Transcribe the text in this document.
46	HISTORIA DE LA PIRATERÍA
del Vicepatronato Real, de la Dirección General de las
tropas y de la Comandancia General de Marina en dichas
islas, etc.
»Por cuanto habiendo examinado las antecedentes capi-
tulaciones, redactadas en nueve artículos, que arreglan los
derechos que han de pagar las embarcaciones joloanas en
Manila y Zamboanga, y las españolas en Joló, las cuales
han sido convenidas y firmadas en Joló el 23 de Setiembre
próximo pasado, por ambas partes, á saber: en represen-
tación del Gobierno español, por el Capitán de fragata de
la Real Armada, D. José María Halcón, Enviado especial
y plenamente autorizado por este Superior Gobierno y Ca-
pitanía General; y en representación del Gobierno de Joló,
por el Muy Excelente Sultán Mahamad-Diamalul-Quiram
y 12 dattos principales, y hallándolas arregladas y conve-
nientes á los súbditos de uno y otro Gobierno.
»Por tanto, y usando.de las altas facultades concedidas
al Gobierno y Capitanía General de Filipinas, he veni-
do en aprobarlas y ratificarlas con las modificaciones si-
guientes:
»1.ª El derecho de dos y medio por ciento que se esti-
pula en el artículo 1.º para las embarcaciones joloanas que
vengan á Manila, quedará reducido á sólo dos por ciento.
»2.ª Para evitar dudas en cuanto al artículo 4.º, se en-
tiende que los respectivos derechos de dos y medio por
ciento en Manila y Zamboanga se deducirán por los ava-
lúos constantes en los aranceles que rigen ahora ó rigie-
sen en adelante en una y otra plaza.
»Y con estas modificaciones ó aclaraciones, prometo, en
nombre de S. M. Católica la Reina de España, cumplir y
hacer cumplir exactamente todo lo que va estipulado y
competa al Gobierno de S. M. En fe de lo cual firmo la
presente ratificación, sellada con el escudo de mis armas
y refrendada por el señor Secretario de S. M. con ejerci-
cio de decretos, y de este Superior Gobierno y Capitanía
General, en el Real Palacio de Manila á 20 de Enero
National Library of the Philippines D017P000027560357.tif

● **OBJECTIVE**
Isolate each line of the listing above that includes "Joló". Copy it.

● **ANSWER TO THIS PROBLEM**
Manila y Zamboanga, y las españolas en Joló, las cuales
han sido convenidas y firmadas en Joló el 23 de Setiembre
pitanía General; y en representación del Gobierno de Joló,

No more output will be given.